Data records:
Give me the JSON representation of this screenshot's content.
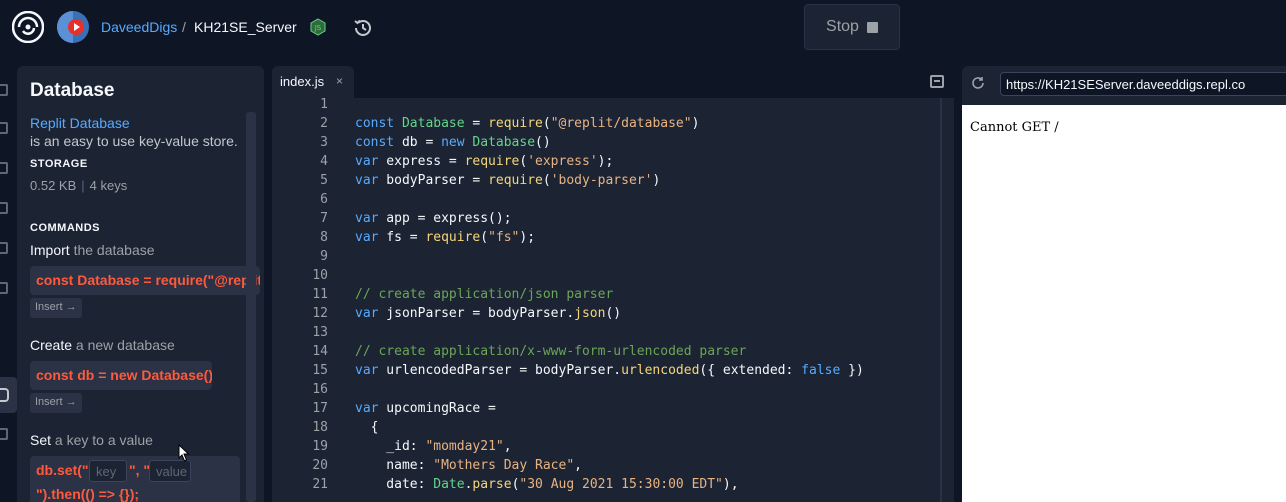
{
  "topbar": {
    "user": "DaveedDigs",
    "separator": "/",
    "repl_name": "KH21SE_Server",
    "stop_label": "Stop"
  },
  "database_panel": {
    "title": "Database",
    "link": "Replit Database",
    "description": "is an easy to use key-value store.",
    "storage_label": "STORAGE",
    "storage_size": "0.52 KB",
    "storage_sep": "|",
    "storage_keys": "4 keys",
    "commands_label": "COMMANDS",
    "commands": [
      {
        "verb": "Import",
        "rest": " the database",
        "code": "const Database = require(\"@replit/database\")",
        "insert": "Insert →"
      },
      {
        "verb": "Create",
        "rest": " a new database",
        "code": "const db = new Database()",
        "insert": "Insert →"
      },
      {
        "verb": "Set",
        "rest": " a key to a value"
      }
    ],
    "set_code": {
      "prefix": "db.set(\"",
      "key_placeholder": "key",
      "middle": "\", \"",
      "value_placeholder": "value",
      "suffix": "\").then(() => {});"
    }
  },
  "editor": {
    "tab_name": "index.js",
    "tab_close": "×",
    "lines": [
      {
        "n": "1",
        "html": ""
      },
      {
        "n": "2",
        "html": "<span class='kw'>const</span> <span class='cls'>Database</span> = <span class='fn'>require</span>(<span class='str'>\"@replit/database\"</span>)"
      },
      {
        "n": "3",
        "html": "<span class='kw'>const</span> db = <span class='kw'>new</span> <span class='cls'>Database</span>()"
      },
      {
        "n": "4",
        "html": "<span class='kw'>var</span> express = <span class='fn'>require</span>(<span class='str'>'express'</span>);"
      },
      {
        "n": "5",
        "html": "<span class='kw'>var</span> bodyParser = <span class='fn'>require</span>(<span class='str'>'body-parser'</span>)"
      },
      {
        "n": "6",
        "html": ""
      },
      {
        "n": "7",
        "html": "<span class='kw'>var</span> app = express();"
      },
      {
        "n": "8",
        "html": "<span class='kw'>var</span> fs = <span class='fn'>require</span>(<span class='str'>\"fs\"</span>);"
      },
      {
        "n": "9",
        "html": ""
      },
      {
        "n": "10",
        "html": ""
      },
      {
        "n": "11",
        "html": "<span class='cm'>// create application/json parser</span>"
      },
      {
        "n": "12",
        "html": "<span class='kw'>var</span> jsonParser = bodyParser.<span class='fn'>json</span>()"
      },
      {
        "n": "13",
        "html": ""
      },
      {
        "n": "14",
        "html": "<span class='cm'>// create application/x-www-form-urlencoded parser</span>"
      },
      {
        "n": "15",
        "html": "<span class='kw'>var</span> urlencodedParser = bodyParser.<span class='fn'>urlencoded</span>({ extended: <span class='kw'>false</span> })"
      },
      {
        "n": "16",
        "html": ""
      },
      {
        "n": "17",
        "html": "<span class='kw'>var</span> upcomingRace ="
      },
      {
        "n": "18",
        "html": "  {"
      },
      {
        "n": "19",
        "html": "    _id: <span class='str'>\"momday21\"</span>,"
      },
      {
        "n": "20",
        "html": "    name: <span class='str'>\"Mothers Day Race\"</span>,"
      },
      {
        "n": "21",
        "html": "    date: <span class='cls'>Date</span>.<span class='fn'>parse</span>(<span class='str'>\"30 Aug 2021 15:30:00 EDT\"</span>),"
      }
    ]
  },
  "webview": {
    "url": "https://KH21SEServer.daveeddigs.repl.co",
    "body_text": "Cannot GET /"
  },
  "colors": {
    "background": "#0e1525",
    "panel": "#1c2333",
    "link": "#57abff",
    "code_chip_text": "#ff5a3c"
  }
}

Goal: Your task is to collect every line above that contains the word "value".

Exercise response:
    "description": "is an easy to use key-value store.",
        "rest": " a key to a value"
      "value_placeholder": "value",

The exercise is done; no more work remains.